Objective:
Transcribe exactly the entries from the "What's the underlying" line to the end, both included, minus pictures.

§

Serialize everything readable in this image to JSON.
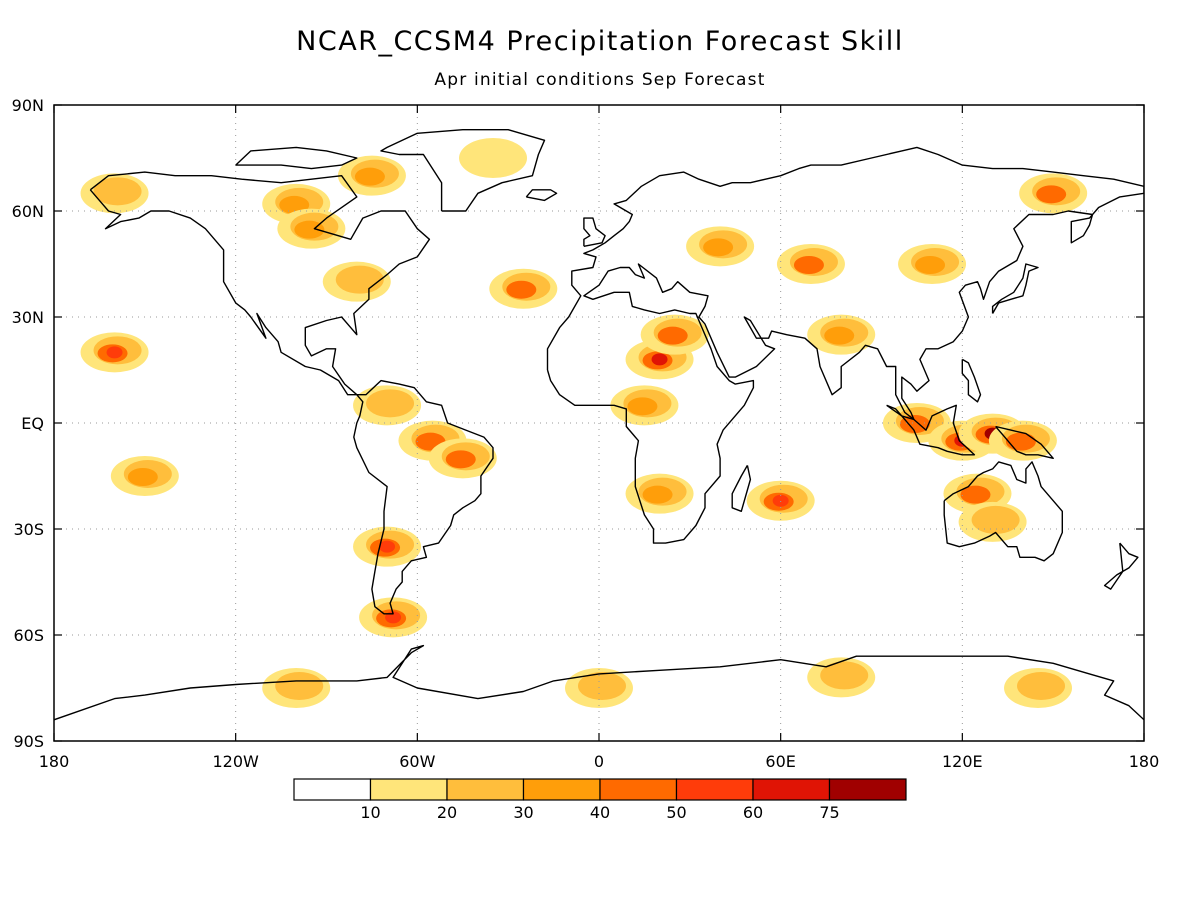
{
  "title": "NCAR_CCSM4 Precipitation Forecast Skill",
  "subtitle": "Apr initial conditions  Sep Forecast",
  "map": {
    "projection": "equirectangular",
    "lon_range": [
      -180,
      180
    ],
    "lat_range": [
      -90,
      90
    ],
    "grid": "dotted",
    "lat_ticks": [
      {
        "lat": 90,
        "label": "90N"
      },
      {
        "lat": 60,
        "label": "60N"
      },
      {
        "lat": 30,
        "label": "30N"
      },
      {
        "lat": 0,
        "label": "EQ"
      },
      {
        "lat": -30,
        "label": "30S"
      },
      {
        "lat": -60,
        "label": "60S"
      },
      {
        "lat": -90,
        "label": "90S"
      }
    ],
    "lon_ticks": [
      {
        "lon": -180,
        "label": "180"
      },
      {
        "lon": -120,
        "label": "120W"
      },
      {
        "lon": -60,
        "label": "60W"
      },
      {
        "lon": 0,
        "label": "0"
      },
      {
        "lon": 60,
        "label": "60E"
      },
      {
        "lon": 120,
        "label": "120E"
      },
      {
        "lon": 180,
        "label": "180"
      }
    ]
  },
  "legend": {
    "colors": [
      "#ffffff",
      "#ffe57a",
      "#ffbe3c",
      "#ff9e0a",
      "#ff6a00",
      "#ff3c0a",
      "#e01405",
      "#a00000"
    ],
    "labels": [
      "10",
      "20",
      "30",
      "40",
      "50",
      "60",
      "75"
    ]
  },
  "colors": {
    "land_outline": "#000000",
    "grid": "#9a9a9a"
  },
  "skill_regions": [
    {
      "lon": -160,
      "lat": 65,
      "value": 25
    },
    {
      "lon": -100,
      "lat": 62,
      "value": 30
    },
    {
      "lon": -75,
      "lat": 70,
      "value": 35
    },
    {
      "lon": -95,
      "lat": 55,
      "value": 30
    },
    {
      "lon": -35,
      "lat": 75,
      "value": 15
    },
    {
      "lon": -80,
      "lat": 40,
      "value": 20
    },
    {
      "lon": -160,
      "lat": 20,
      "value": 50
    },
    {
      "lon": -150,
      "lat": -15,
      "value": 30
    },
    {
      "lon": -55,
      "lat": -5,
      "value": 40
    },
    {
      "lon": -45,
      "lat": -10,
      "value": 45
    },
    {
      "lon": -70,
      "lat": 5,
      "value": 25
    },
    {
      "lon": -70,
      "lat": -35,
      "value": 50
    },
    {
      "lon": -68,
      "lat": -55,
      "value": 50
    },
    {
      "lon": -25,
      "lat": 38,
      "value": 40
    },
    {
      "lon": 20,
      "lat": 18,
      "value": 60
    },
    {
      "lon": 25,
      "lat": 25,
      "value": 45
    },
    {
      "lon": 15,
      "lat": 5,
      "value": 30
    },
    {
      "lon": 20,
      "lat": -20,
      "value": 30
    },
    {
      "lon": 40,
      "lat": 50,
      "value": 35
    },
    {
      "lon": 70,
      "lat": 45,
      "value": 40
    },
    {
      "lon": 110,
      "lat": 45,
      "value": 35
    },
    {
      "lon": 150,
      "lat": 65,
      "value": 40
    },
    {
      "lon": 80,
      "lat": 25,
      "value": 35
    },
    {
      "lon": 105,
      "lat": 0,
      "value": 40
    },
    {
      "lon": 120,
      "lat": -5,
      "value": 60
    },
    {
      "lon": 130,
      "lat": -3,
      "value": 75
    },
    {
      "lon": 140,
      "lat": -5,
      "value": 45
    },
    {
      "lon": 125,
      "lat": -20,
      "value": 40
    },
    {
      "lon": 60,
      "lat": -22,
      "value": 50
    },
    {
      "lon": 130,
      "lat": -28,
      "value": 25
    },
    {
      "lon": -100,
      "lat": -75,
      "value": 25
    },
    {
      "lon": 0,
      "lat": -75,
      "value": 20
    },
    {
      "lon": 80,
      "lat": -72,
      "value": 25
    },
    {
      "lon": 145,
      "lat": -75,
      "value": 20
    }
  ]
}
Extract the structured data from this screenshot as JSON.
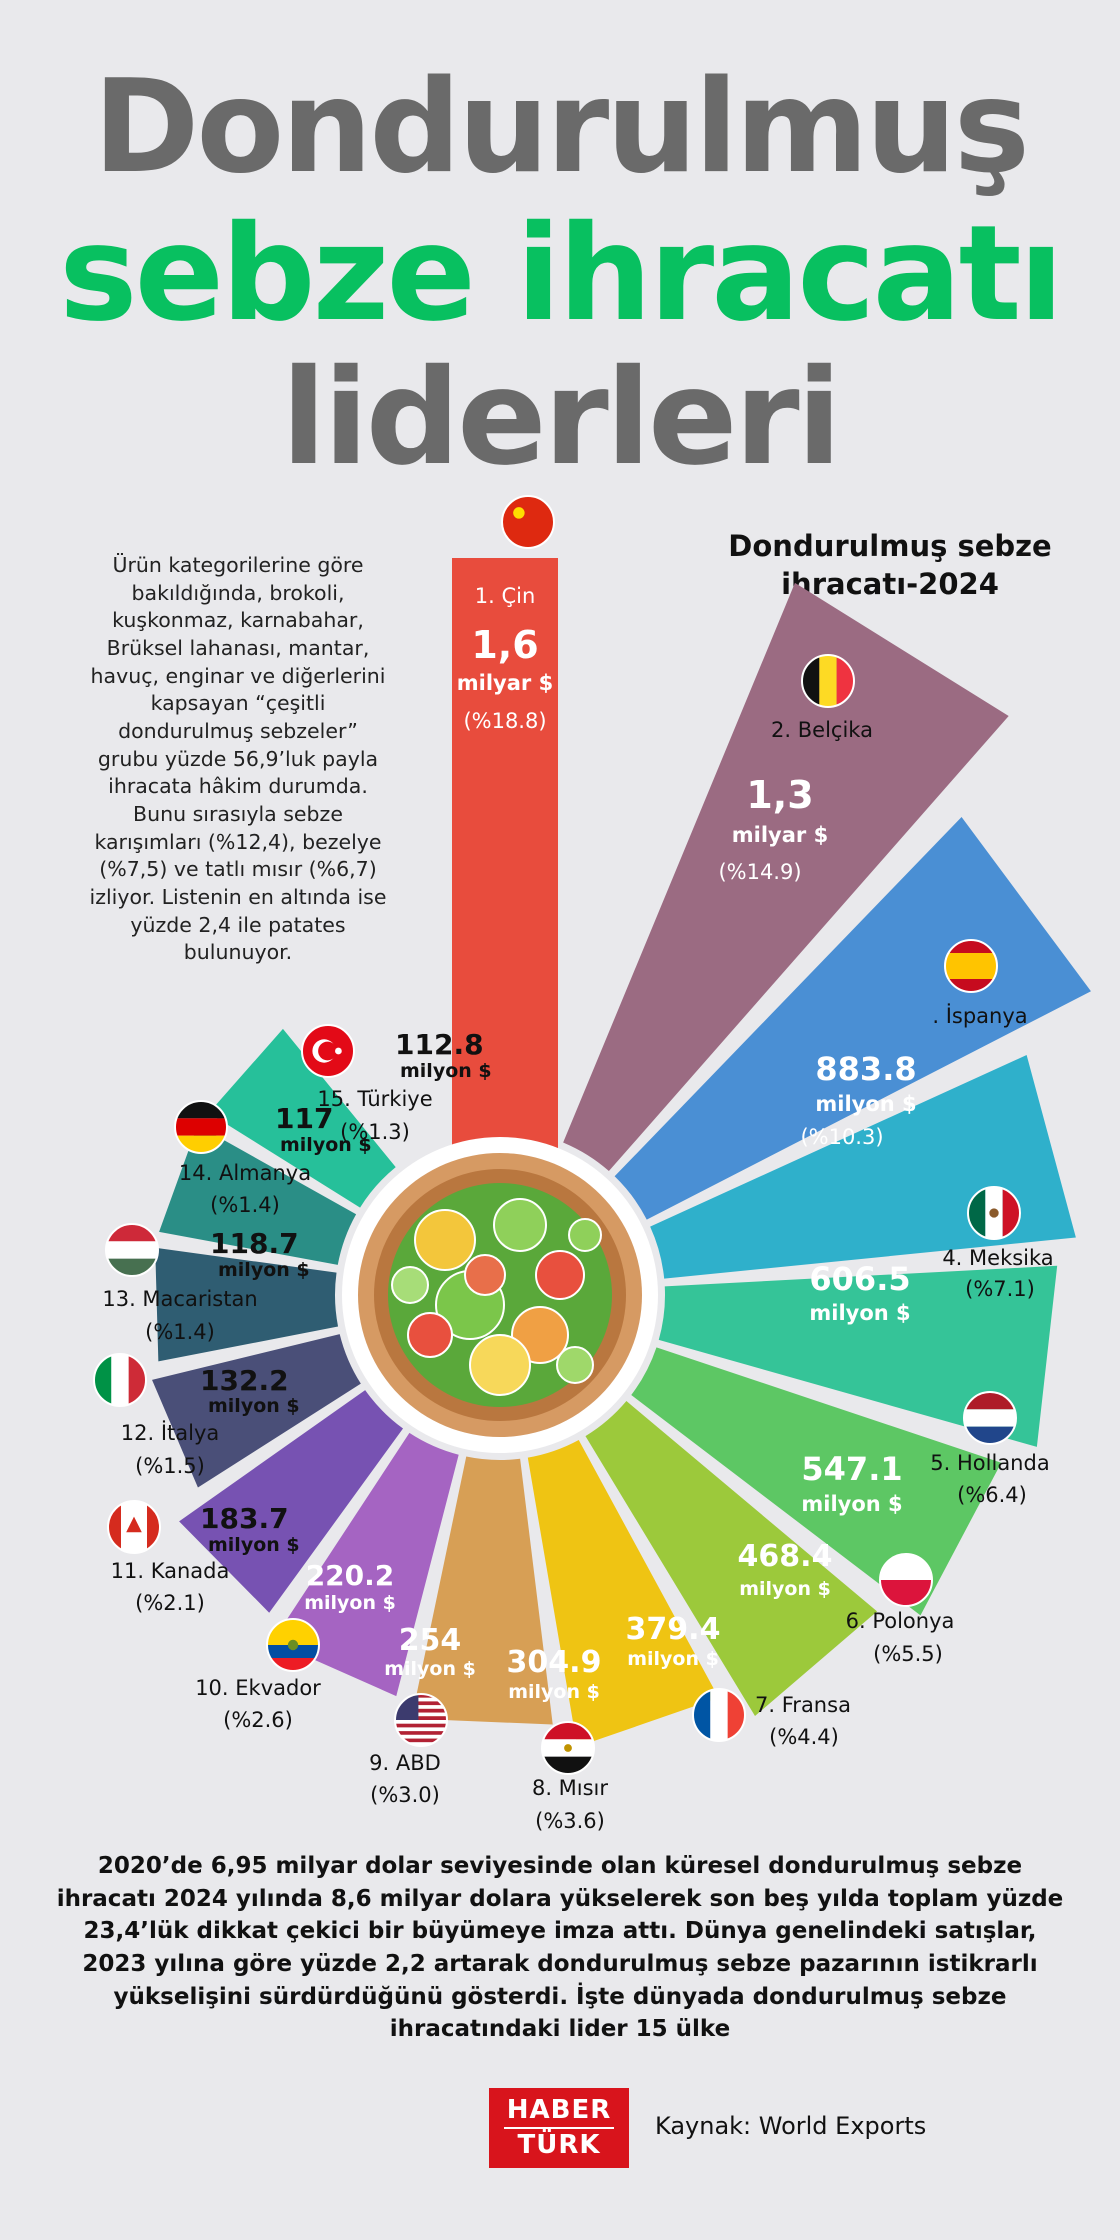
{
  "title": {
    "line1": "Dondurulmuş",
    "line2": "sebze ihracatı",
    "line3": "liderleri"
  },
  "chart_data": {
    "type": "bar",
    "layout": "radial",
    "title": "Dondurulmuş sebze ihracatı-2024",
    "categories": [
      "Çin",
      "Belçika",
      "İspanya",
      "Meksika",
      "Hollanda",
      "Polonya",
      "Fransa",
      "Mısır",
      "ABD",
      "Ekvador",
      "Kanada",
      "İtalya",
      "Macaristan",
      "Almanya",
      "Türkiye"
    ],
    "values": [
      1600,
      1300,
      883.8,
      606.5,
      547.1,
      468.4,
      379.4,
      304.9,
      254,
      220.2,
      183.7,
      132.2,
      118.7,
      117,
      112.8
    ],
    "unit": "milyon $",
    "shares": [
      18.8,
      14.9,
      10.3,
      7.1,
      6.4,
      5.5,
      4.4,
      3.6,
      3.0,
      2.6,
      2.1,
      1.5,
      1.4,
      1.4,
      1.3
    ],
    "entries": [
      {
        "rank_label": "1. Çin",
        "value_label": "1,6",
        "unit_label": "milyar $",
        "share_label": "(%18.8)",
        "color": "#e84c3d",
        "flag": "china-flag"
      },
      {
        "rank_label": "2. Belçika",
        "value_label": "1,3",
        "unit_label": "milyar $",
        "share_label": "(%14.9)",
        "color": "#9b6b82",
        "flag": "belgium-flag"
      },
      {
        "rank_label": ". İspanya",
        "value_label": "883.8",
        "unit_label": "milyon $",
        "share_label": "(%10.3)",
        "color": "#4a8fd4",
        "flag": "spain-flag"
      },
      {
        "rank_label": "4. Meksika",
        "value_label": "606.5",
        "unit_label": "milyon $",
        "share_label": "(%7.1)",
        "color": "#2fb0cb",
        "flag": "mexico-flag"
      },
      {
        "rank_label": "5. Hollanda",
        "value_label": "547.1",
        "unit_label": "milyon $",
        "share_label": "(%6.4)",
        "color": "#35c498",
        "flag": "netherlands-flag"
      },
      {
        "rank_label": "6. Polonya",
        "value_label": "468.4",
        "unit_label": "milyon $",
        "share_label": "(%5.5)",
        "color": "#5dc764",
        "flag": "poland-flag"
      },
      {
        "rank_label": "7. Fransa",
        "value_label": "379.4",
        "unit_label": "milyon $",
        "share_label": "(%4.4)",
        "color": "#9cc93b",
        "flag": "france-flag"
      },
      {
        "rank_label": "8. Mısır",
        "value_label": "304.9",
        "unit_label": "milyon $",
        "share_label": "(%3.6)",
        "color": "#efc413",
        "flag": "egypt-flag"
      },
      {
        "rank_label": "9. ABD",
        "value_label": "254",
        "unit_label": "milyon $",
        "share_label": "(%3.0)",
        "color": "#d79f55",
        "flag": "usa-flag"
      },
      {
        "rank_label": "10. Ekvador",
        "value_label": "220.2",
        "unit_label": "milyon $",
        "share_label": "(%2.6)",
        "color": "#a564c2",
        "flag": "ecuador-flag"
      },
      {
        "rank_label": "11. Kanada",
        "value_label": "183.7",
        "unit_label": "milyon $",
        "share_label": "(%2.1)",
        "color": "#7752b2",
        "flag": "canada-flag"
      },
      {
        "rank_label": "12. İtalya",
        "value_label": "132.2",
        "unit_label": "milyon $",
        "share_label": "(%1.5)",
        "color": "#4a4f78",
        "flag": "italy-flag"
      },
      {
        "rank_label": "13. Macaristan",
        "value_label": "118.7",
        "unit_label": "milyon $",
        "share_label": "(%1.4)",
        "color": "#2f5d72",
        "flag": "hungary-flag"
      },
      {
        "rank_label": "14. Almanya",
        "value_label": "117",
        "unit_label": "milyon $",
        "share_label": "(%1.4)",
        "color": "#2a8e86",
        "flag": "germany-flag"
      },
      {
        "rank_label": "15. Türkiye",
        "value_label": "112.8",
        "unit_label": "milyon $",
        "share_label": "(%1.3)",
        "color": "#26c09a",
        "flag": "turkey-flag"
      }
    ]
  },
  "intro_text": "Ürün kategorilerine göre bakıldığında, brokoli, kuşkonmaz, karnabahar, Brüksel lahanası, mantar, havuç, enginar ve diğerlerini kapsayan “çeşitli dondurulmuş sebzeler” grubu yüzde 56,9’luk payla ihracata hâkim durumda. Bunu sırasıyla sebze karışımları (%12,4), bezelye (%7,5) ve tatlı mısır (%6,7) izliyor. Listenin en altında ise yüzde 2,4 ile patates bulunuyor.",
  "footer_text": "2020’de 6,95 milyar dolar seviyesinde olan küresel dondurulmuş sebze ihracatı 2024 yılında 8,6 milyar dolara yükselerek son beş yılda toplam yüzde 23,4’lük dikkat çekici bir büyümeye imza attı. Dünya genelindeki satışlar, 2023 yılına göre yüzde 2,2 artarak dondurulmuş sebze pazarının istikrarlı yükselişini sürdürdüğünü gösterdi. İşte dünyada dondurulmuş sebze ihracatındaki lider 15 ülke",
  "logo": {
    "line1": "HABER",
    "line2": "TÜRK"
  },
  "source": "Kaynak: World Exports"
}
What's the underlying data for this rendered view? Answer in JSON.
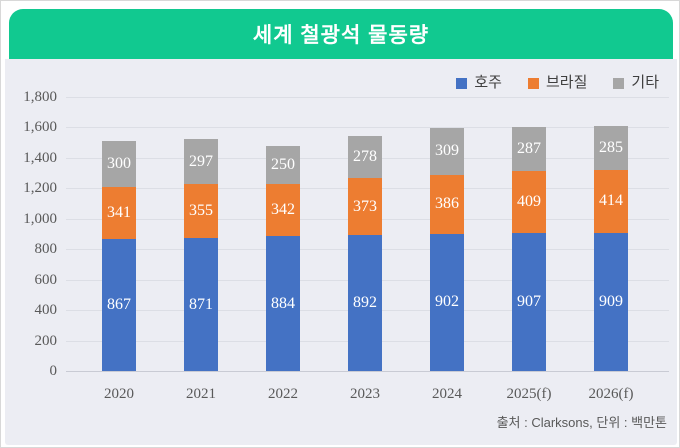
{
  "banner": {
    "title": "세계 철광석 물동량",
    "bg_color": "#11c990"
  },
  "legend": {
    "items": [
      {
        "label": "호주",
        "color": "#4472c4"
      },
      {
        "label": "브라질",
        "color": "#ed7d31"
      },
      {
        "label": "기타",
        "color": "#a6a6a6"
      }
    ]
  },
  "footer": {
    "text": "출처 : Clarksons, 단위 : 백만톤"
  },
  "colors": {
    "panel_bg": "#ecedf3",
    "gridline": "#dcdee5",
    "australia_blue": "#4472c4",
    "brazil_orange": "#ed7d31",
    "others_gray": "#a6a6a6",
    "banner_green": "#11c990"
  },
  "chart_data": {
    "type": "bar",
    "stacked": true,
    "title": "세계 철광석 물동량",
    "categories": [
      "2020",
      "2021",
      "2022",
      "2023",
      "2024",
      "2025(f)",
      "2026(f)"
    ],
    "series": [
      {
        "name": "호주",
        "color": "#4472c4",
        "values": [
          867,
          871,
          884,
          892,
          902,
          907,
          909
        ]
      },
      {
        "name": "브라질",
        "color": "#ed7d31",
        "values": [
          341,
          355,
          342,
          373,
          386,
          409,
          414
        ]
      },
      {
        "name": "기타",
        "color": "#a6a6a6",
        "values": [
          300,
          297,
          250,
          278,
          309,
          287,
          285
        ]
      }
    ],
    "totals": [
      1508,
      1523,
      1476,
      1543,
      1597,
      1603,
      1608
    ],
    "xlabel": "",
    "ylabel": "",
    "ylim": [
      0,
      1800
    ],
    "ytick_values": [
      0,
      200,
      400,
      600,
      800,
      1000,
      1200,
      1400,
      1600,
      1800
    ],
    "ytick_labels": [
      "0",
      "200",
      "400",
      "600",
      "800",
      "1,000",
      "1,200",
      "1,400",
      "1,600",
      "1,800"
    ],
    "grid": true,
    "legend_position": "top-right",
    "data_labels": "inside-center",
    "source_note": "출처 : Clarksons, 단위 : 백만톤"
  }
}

§

Complete response:
What's the underlying data for this rendered view? Answer in JSON.
{
  "banner": {
    "title": "세계 철광석 물동량",
    "bg_color": "#11c990"
  },
  "legend": {
    "items": [
      {
        "label": "호주",
        "color": "#4472c4"
      },
      {
        "label": "브라질",
        "color": "#ed7d31"
      },
      {
        "label": "기타",
        "color": "#a6a6a6"
      }
    ]
  },
  "footer": {
    "text": "출처 : Clarksons, 단위 : 백만톤"
  },
  "colors": {
    "panel_bg": "#ecedf3",
    "gridline": "#dcdee5",
    "australia_blue": "#4472c4",
    "brazil_orange": "#ed7d31",
    "others_gray": "#a6a6a6",
    "banner_green": "#11c990"
  },
  "chart_data": {
    "type": "bar",
    "stacked": true,
    "title": "세계 철광석 물동량",
    "categories": [
      "2020",
      "2021",
      "2022",
      "2023",
      "2024",
      "2025(f)",
      "2026(f)"
    ],
    "series": [
      {
        "name": "호주",
        "color": "#4472c4",
        "values": [
          867,
          871,
          884,
          892,
          902,
          907,
          909
        ]
      },
      {
        "name": "브라질",
        "color": "#ed7d31",
        "values": [
          341,
          355,
          342,
          373,
          386,
          409,
          414
        ]
      },
      {
        "name": "기타",
        "color": "#a6a6a6",
        "values": [
          300,
          297,
          250,
          278,
          309,
          287,
          285
        ]
      }
    ],
    "totals": [
      1508,
      1523,
      1476,
      1543,
      1597,
      1603,
      1608
    ],
    "xlabel": "",
    "ylabel": "",
    "ylim": [
      0,
      1800
    ],
    "ytick_values": [
      0,
      200,
      400,
      600,
      800,
      1000,
      1200,
      1400,
      1600,
      1800
    ],
    "ytick_labels": [
      "0",
      "200",
      "400",
      "600",
      "800",
      "1,000",
      "1,200",
      "1,400",
      "1,600",
      "1,800"
    ],
    "grid": true,
    "legend_position": "top-right",
    "data_labels": "inside-center",
    "source_note": "출처 : Clarksons, 단위 : 백만톤"
  }
}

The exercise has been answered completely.